• **Short problem**: Return all lines where the word "jene" can be found.

• **Exercise data**:
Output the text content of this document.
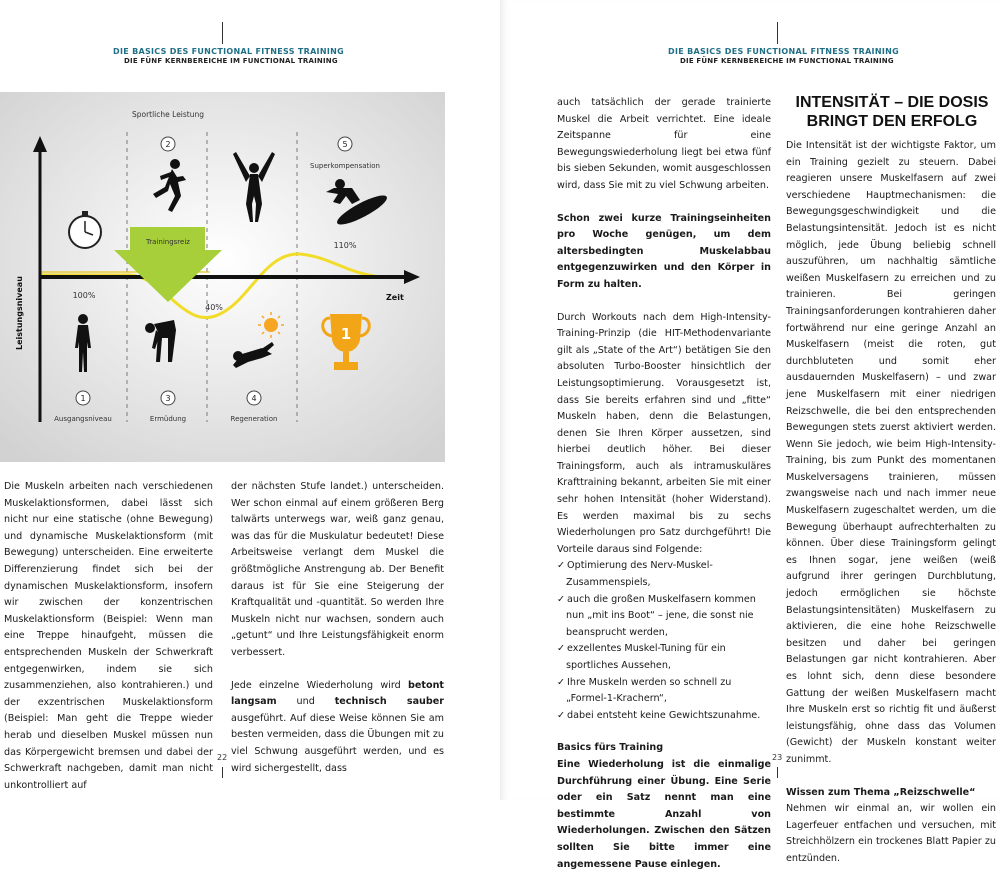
DIE BASICS DES FUNCTIONAL FITNESS TRAINING
DIE FÜNF KERNBEREICHE IM FUNCTIONAL TRAINING
Sportliche Leistung
Leistungsniveau	Zeit
Trainingsreiz
100%
40%
110%
Superkompensation
2	5
1	3	4
Ausgangsniveau	Ermüdung	Regeneration
1

Die Muskeln arbeiten nach verschiedenen Muskelaktionsformen, dabei lässt sich nicht nur eine statische (ohne Bewegung) und dynamische Muskelaktionsform (mit Bewegung) unterscheiden. Eine erweiterte Differenzierung findet sich bei der dynamischen Muskelaktionsform, insofern wir zwischen der konzentrischen Muskelaktionsform (Beispiel: Wenn man eine Treppe hinaufgeht, müssen die entsprechenden Muskeln der Schwerkraft entgegenwirken, indem sie sich zusammenziehen, also kontrahieren.) und der exzentrischen Muskelaktionsform (Beispiel: Man geht die Treppe wieder herab und dieselben Muskel müssen nun das Körpergewicht bremsen und dabei der Schwerkraft nachgeben, damit man nicht unkontrolliert auf

der nächsten Stufe landet.) unterscheiden. Wer schon einmal auf einem größeren Berg talwärts unterwegs war, weiß ganz genau, was das für die Muskulatur bedeutet! Diese Arbeitsweise verlangt dem Muskel die größtmögliche Anstrengung ab. Der Benefit daraus ist für Sie eine Steigerung der Kraftqualität und -quantität. So werden Ihre Muskeln nicht nur wachsen, sondern auch „getunt“ und Ihre Leistungsfähigkeit enorm verbessert.

Jede einzelne Wiederholung wird betont langsam und technisch sauber ausgeführt. Auf diese Weise können Sie am besten vermeiden, dass die Übungen mit zu viel Schwung ausgeführt werden, und es wird sichergestellt, dass

22
DIE BASICS DES FUNCTIONAL FITNESS TRAINING
DIE FÜNF KERNBEREICHE IM FUNCTIONAL TRAINING

auch tatsächlich der gerade trainierte Muskel die Arbeit verrichtet. Eine ideale Zeitspanne für eine Bewegungswiederholung liegt bei etwa fünf bis sieben Sekunden, womit ausgeschlossen wird, dass Sie mit zu viel Schwung arbeiten.

Schon zwei kurze Trainingseinheiten pro Woche genügen, um dem altersbedingten Muskelabbau entgegenzuwirken und den Körper in Form zu halten.

Durch Workouts nach dem High-Intensity-Training-Prinzip (die HIT-Methodenvariante gilt als „State of the Art“) betätigen Sie den absoluten Turbo-Booster hinsichtlich der Leistungsoptimierung. Vorausgesetzt ist, dass Sie bereits erfahren sind und „fitte“ Muskeln haben, denn die Belastungen, denen Sie Ihren Körper aussetzen, sind hierbei deutlich höher. Bei dieser Trainingsform, auch als intramuskuläres Krafttraining bekannt, arbeiten Sie mit einer sehr hohen Intensität (hoher Widerstand). Es werden maximal bis zu sechs Wiederholungen pro Satz durchgeführt! Die Vorteile daraus sind Folgende:

✓ Optimierung des Nerv-Muskel-Zusammenspiels,
✓ auch die großen Muskelfasern kommen nun „mit ins Boot“ – jene, die sonst nie beansprucht werden,
✓ exzellentes Muskel-Tuning für ein sportliches Aussehen,
✓ Ihre Muskeln werden so schnell zu „Formel-1-Krachern“,
✓ dabei entsteht keine Gewichtszunahme.
Basics fürs Training
Eine Wiederholung ist die einmalige Durchführung einer Übung. Eine Serie oder ein Satz nennt man eine bestimmte Anzahl von Wiederholungen. Zwischen den Sätzen sollten Sie bitte immer eine angemessene Pause einlegen.
INTENSITÄT – DIE DOSIS
BRINGT DEN ERFOLG

Die Intensität ist der wichtigste Faktor, um ein Training gezielt zu steuern. Dabei reagieren unsere Muskelfasern auf zwei verschiedene Hauptmechanismen: die Bewegungsgeschwindigkeit und die Belastungsintensität. Jedoch ist es nicht möglich, jede Übung beliebig schnell auszuführen, um nachhaltig sämtliche weißen Muskelfasern zu erreichen und zu trainieren. Bei geringen Trainingsanforderungen kontrahieren daher fortwährend nur eine geringe Anzahl an Muskelfasern (meist die roten, gut durchbluteten und somit eher ausdauernden Muskelfasern) – und zwar jene Muskelfasern mit einer niedrigen Reizschwelle, die bei den entsprechenden Bewegungen stets zuerst aktiviert werden. Wenn Sie jedoch, wie beim High-Intensity-Training, bis zum Punkt des momentanen Muskelversagens trainieren, müssen zwangsweise nach und nach immer neue Muskelfasern zugeschaltet werden, um die Bewegung überhaupt aufrechterhalten zu können. Über diese Trainingsform gelingt es Ihnen sogar, jene weißen (weiß aufgrund ihrer geringen Durchblutung, jedoch ermöglichen sie höchste Belastungsintensitäten) Muskelfasern zu aktivieren, die eine hohe Reizschwelle besitzen und daher bei geringen Belastungen gar nicht kontrahieren. Aber es lohnt sich, denn diese besondere Gattung der weißen Muskelfasern macht Ihre Muskeln erst so richtig fit und äußerst leistungsfähig, ohne dass das Volumen (Gewicht) der Muskeln konstant weiter zunimmt.

Wissen zum Thema „Reizschwelle“

Nehmen wir einmal an, wir wollen ein Lagerfeuer entfachen und versuchen, mit Streichhölzern ein trockenes Blatt Papier zu entzünden.

23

• **Exercise output**:
✓ auch die großen Muskelfasern kommen nun „mit ins Boot“ – jene, die sonst nie beansprucht werden,
Die Intensität ist der wichtigste Faktor, um ein Training gezielt zu steuern. Dabei reagieren unsere Muskelfasern auf zwei verschiedene Hauptmechanismen: die Bewegungsgeschwindigkeit und die Belastungsintensität. Jedoch ist es nicht möglich, jede Übung beliebig schnell auszuführen, um nachhaltig sämtliche weißen Muskelfasern zu erreichen und zu trainieren. Bei geringen Trainingsanforderungen kontrahieren daher fortwährend nur eine geringe Anzahl an Muskelfasern (meist die roten, gut durchbluteten und somit eher ausdauernden Muskelfasern) – und zwar jene Muskelfasern mit einer niedrigen Reizschwelle, die bei den entsprechenden Bewegungen stets zuerst aktiviert werden. Wenn Sie jedoch, wie beim High-Intensity-Training, bis zum Punkt des momentanen Muskelversagens trainieren, müssen zwangsweise nach und nach immer neue Muskelfasern zugeschaltet werden, um die Bewegung überhaupt aufrechterhalten zu können. Über diese Trainingsform gelingt es Ihnen sogar, jene weißen (weiß aufgrund ihrer geringen Durchblutung, jedoch ermöglichen sie höchste Belastungsintensitäten) Muskelfasern zu aktivieren, die eine hohe Reizschwelle besitzen und daher bei geringen Belastungen gar nicht kontrahieren. Aber es lohnt sich, denn diese besondere Gattung der weißen Muskelfasern macht Ihre Muskeln erst so richtig fit und äußerst leistungsfähig, ohne dass das Volumen (Gewicht) der Muskeln konstant weiter zunimmt.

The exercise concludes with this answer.